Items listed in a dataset
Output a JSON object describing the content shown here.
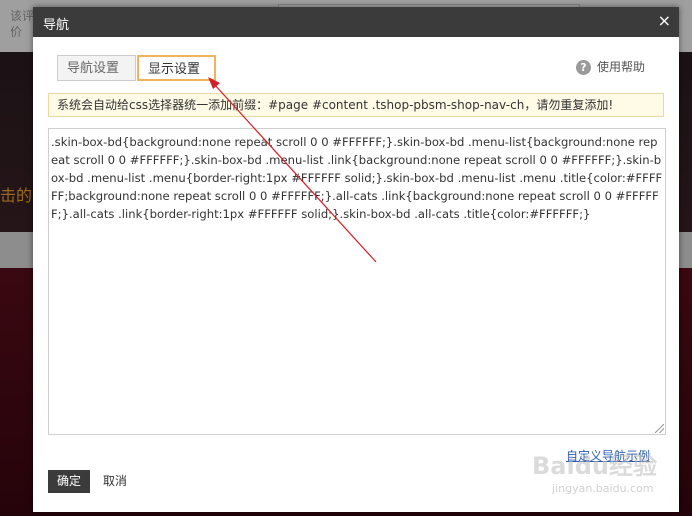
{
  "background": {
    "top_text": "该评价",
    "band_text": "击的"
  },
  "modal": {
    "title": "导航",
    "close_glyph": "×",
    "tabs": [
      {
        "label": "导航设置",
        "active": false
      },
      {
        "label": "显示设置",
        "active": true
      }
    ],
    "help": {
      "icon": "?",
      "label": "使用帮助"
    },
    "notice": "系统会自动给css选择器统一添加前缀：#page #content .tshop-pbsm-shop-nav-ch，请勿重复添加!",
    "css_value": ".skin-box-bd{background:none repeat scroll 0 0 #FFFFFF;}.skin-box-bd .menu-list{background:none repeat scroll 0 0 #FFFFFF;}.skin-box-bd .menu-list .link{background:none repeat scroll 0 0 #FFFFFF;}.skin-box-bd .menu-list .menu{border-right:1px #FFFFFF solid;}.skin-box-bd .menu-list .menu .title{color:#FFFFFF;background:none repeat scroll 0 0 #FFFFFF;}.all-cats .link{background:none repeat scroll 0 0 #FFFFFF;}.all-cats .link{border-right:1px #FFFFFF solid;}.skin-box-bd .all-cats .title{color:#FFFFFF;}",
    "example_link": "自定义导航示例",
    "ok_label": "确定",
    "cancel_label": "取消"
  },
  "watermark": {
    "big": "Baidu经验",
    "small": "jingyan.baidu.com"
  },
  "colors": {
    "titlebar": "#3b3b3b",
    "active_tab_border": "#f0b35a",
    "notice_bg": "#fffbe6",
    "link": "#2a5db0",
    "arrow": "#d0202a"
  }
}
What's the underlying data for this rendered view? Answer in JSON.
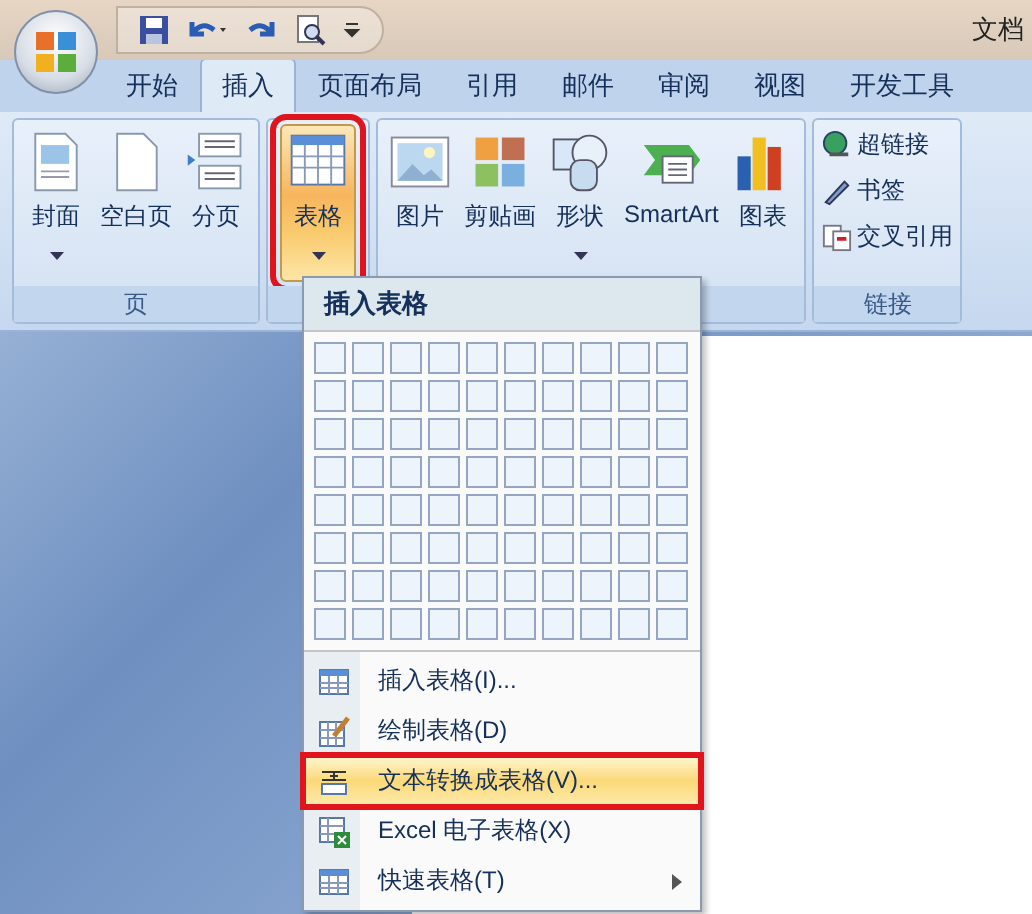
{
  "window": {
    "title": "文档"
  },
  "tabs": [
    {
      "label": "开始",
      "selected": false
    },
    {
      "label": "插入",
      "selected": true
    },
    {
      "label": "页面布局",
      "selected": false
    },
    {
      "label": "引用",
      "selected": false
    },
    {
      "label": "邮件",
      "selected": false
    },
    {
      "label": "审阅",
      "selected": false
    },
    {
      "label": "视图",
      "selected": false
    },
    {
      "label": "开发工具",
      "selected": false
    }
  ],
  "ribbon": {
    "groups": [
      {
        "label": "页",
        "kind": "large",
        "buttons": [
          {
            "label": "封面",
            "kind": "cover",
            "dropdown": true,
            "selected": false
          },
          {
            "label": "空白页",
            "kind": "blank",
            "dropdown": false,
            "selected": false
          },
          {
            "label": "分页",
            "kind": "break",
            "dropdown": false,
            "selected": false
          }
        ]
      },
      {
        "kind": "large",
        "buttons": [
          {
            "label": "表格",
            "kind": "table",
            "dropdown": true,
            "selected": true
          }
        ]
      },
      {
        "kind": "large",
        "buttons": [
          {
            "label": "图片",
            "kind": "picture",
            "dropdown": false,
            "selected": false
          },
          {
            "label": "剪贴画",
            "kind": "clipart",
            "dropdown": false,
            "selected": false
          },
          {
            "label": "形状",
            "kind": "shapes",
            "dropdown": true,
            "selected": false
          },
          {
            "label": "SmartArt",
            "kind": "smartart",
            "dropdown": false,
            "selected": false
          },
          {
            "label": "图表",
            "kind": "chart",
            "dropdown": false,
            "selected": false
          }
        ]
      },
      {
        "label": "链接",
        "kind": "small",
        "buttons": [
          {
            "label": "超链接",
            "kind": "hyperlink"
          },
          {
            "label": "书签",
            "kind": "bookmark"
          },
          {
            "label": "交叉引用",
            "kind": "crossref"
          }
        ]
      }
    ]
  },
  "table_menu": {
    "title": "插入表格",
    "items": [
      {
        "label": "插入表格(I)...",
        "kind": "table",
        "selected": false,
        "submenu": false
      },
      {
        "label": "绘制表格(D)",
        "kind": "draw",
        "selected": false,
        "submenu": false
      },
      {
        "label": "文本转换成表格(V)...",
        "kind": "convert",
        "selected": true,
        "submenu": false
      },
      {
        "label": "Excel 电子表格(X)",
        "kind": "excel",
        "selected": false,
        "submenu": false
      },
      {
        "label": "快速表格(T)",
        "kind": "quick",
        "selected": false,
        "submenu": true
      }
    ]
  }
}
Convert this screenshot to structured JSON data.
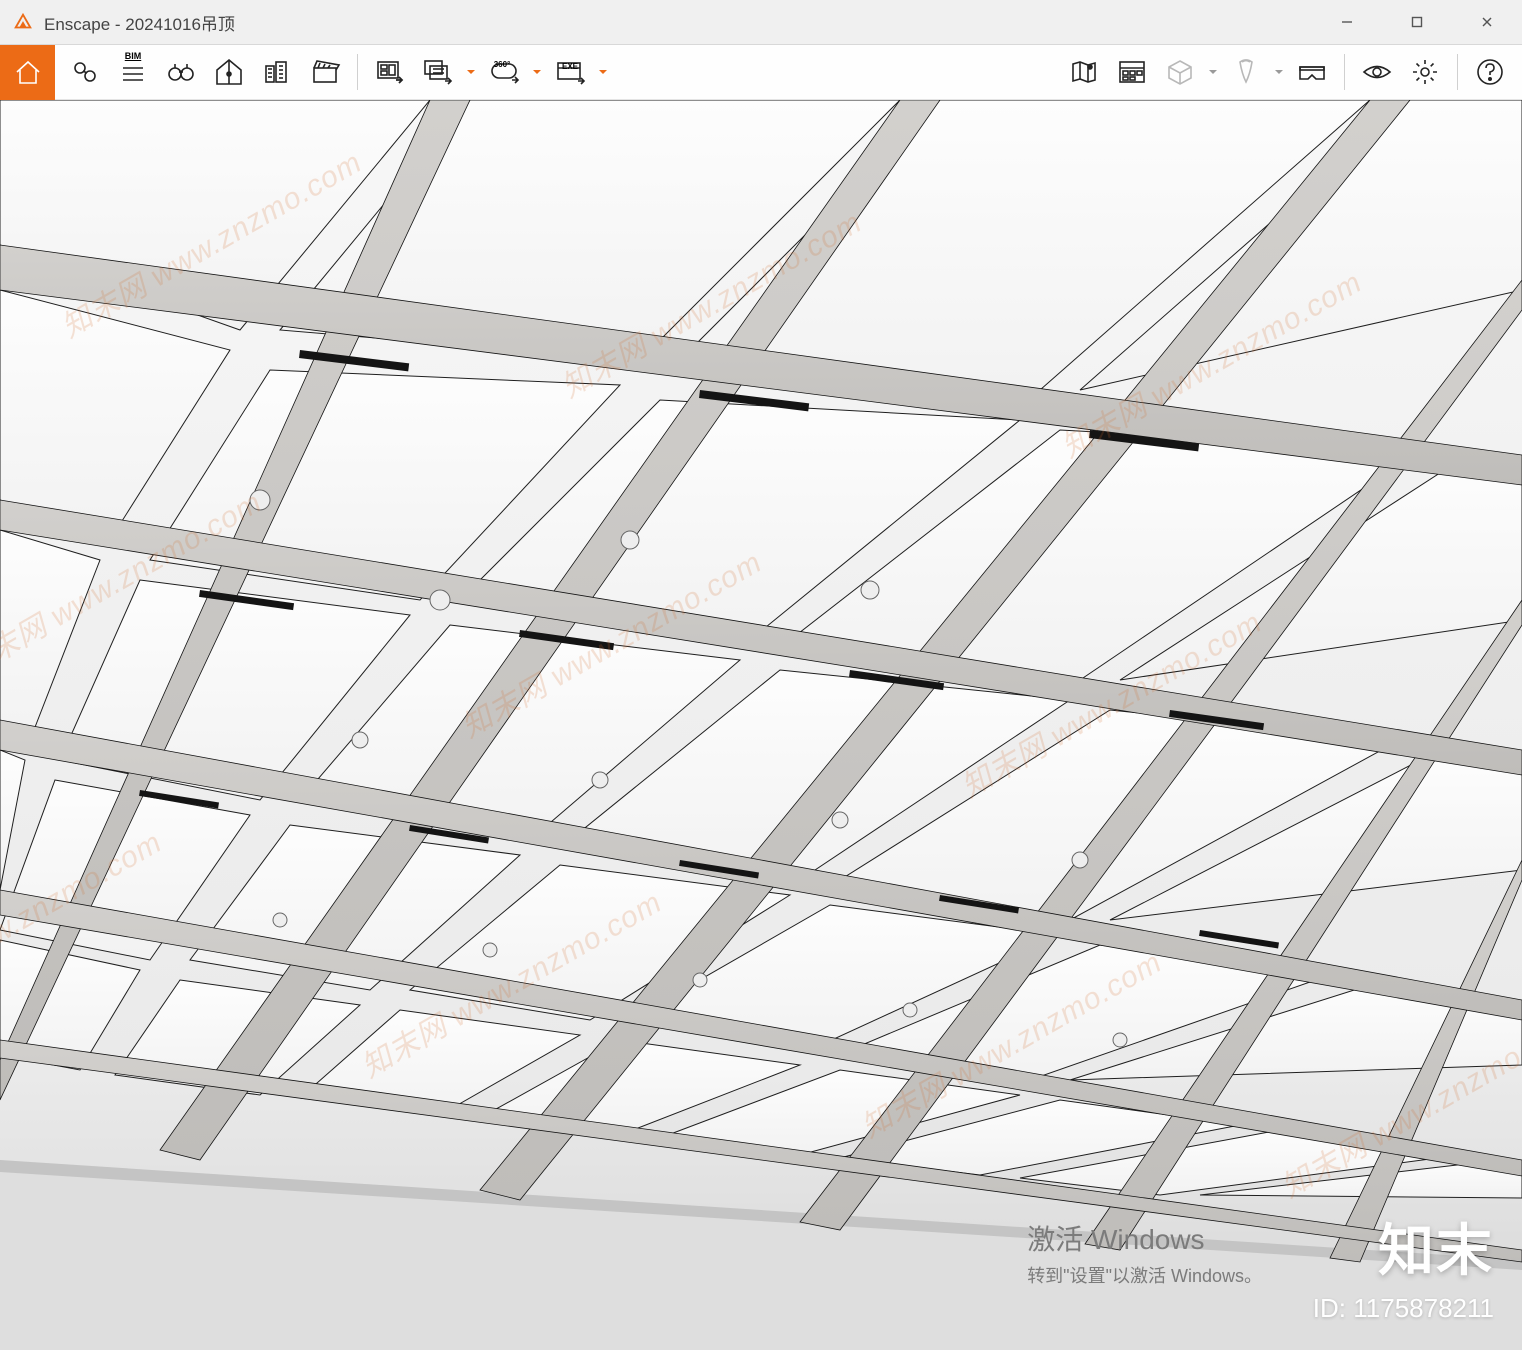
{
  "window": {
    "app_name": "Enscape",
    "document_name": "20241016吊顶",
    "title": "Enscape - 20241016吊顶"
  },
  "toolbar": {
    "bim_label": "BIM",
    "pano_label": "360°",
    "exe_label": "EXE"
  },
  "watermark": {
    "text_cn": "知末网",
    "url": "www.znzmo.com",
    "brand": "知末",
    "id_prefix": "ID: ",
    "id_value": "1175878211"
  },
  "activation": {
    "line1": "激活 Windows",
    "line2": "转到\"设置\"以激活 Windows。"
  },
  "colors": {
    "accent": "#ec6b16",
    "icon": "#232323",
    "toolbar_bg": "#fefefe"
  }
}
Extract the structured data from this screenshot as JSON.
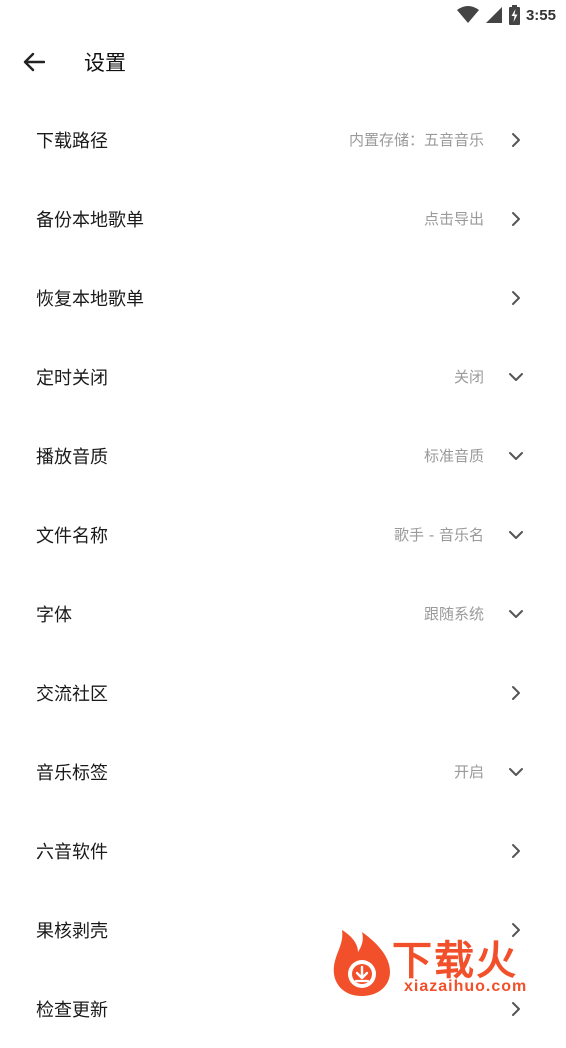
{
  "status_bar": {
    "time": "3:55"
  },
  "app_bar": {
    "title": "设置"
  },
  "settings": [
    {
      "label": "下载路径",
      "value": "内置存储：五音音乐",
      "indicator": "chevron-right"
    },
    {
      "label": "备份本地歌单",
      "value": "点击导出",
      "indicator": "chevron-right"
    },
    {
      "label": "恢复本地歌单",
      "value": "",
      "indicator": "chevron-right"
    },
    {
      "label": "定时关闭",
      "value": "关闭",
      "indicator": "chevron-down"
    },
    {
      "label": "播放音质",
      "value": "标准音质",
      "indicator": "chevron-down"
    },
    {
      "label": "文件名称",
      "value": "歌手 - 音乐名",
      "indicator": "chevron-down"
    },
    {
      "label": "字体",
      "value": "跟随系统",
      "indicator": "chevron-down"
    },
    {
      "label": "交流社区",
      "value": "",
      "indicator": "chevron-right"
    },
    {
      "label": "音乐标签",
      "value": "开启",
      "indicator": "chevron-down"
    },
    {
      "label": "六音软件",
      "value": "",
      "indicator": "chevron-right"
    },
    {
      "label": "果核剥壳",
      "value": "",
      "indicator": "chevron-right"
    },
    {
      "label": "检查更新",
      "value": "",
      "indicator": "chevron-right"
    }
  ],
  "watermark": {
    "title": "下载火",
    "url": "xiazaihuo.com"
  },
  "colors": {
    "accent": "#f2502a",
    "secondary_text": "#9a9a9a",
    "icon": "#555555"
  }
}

**Exercise goal**
Print each of the records above exactly as written, leaving no picture in the copy.

**Solved problem**
Output a JSON object describing the content shown here.
{
  "background": {
    "top_text": "该评价",
    "band_text": "击的"
  },
  "modal": {
    "title": "导航",
    "close_glyph": "×",
    "tabs": [
      {
        "label": "导航设置",
        "active": false
      },
      {
        "label": "显示设置",
        "active": true
      }
    ],
    "help": {
      "icon": "?",
      "label": "使用帮助"
    },
    "notice": "系统会自动给css选择器统一添加前缀：#page #content .tshop-pbsm-shop-nav-ch，请勿重复添加!",
    "css_value": ".skin-box-bd{background:none repeat scroll 0 0 #FFFFFF;}.skin-box-bd .menu-list{background:none repeat scroll 0 0 #FFFFFF;}.skin-box-bd .menu-list .link{background:none repeat scroll 0 0 #FFFFFF;}.skin-box-bd .menu-list .menu{border-right:1px #FFFFFF solid;}.skin-box-bd .menu-list .menu .title{color:#FFFFFF;background:none repeat scroll 0 0 #FFFFFF;}.all-cats .link{background:none repeat scroll 0 0 #FFFFFF;}.all-cats .link{border-right:1px #FFFFFF solid;}.skin-box-bd .all-cats .title{color:#FFFFFF;}",
    "example_link": "自定义导航示例",
    "ok_label": "确定",
    "cancel_label": "取消"
  },
  "watermark": {
    "big": "Baidu经验",
    "small": "jingyan.baidu.com"
  },
  "colors": {
    "titlebar": "#3b3b3b",
    "active_tab_border": "#f0b35a",
    "notice_bg": "#fffbe6",
    "link": "#2a5db0",
    "arrow": "#d0202a"
  }
}
What's the underlying data for this rendered view? Answer in JSON.
{
  "window": {
    "title": "文档"
  },
  "tabs": [
    {
      "label": "开始",
      "selected": false
    },
    {
      "label": "插入",
      "selected": true
    },
    {
      "label": "页面布局",
      "selected": false
    },
    {
      "label": "引用",
      "selected": false
    },
    {
      "label": "邮件",
      "selected": false
    },
    {
      "label": "审阅",
      "selected": false
    },
    {
      "label": "视图",
      "selected": false
    },
    {
      "label": "开发工具",
      "selected": false
    }
  ],
  "ribbon": {
    "groups": [
      {
        "label": "页",
        "kind": "large",
        "buttons": [
          {
            "label": "封面",
            "kind": "cover",
            "dropdown": true,
            "selected": false
          },
          {
            "label": "空白页",
            "kind": "blank",
            "dropdown": false,
            "selected": false
          },
          {
            "label": "分页",
            "kind": "break",
            "dropdown": false,
            "selected": false
          }
        ]
      },
      {
        "kind": "large",
        "buttons": [
          {
            "label": "表格",
            "kind": "table",
            "dropdown": true,
            "selected": true
          }
        ]
      },
      {
        "kind": "large",
        "buttons": [
          {
            "label": "图片",
            "kind": "picture",
            "dropdown": false,
            "selected": false
          },
          {
            "label": "剪贴画",
            "kind": "clipart",
            "dropdown": false,
            "selected": false
          },
          {
            "label": "形状",
            "kind": "shapes",
            "dropdown": true,
            "selected": false
          },
          {
            "label": "SmartArt",
            "kind": "smartart",
            "dropdown": false,
            "selected": false
          },
          {
            "label": "图表",
            "kind": "chart",
            "dropdown": false,
            "selected": false
          }
        ]
      },
      {
        "label": "链接",
        "kind": "small",
        "buttons": [
          {
            "label": "超链接",
            "kind": "hyperlink"
          },
          {
            "label": "书签",
            "kind": "bookmark"
          },
          {
            "label": "交叉引用",
            "kind": "crossref"
          }
        ]
      }
    ]
  },
  "table_menu": {
    "title": "插入表格",
    "items": [
      {
        "label": "插入表格(I)...",
        "kind": "table",
        "selected": false,
        "submenu": false
      },
      {
        "label": "绘制表格(D)",
        "kind": "draw",
        "selected": false,
        "submenu": false
      },
      {
        "label": "文本转换成表格(V)...",
        "kind": "convert",
        "selected": true,
        "submenu": false
      },
      {
        "label": "Excel 电子表格(X)",
        "kind": "excel",
        "selected": false,
        "submenu": false
      },
      {
        "label": "快速表格(T)",
        "kind": "quick",
        "selected": false,
        "submenu": true
      }
    ]
  }
}
Convert this screenshot to structured JSON data.
{
  "window": {
    "app_name": "Enscape",
    "document_name": "20241016吊顶",
    "title": "Enscape - 20241016吊顶"
  },
  "toolbar": {
    "bim_label": "BIM",
    "pano_label": "360°",
    "exe_label": "EXE"
  },
  "watermark": {
    "text_cn": "知末网",
    "url": "www.znzmo.com",
    "brand": "知末",
    "id_prefix": "ID: ",
    "id_value": "1175878211"
  },
  "activation": {
    "line1": "激活 Windows",
    "line2": "转到\"设置\"以激活 Windows。"
  },
  "colors": {
    "accent": "#ec6b16",
    "icon": "#232323",
    "toolbar_bg": "#fefefe"
  }
}
Extract the structured data from this screenshot as JSON.
{
  "status_bar": {
    "time": "3:55"
  },
  "app_bar": {
    "title": "设置"
  },
  "settings": [
    {
      "label": "下载路径",
      "value": "内置存储：五音音乐",
      "indicator": "chevron-right"
    },
    {
      "label": "备份本地歌单",
      "value": "点击导出",
      "indicator": "chevron-right"
    },
    {
      "label": "恢复本地歌单",
      "value": "",
      "indicator": "chevron-right"
    },
    {
      "label": "定时关闭",
      "value": "关闭",
      "indicator": "chevron-down"
    },
    {
      "label": "播放音质",
      "value": "标准音质",
      "indicator": "chevron-down"
    },
    {
      "label": "文件名称",
      "value": "歌手 - 音乐名",
      "indicator": "chevron-down"
    },
    {
      "label": "字体",
      "value": "跟随系统",
      "indicator": "chevron-down"
    },
    {
      "label": "交流社区",
      "value": "",
      "indicator": "chevron-right"
    },
    {
      "label": "音乐标签",
      "value": "开启",
      "indicator": "chevron-down"
    },
    {
      "label": "六音软件",
      "value": "",
      "indicator": "chevron-right"
    },
    {
      "label": "果核剥壳",
      "value": "",
      "indicator": "chevron-right"
    },
    {
      "label": "检查更新",
      "value": "",
      "indicator": "chevron-right"
    }
  ],
  "watermark": {
    "title": "下载火",
    "url": "xiazaihuo.com"
  },
  "colors": {
    "accent": "#f2502a",
    "secondary_text": "#9a9a9a",
    "icon": "#555555"
  }
}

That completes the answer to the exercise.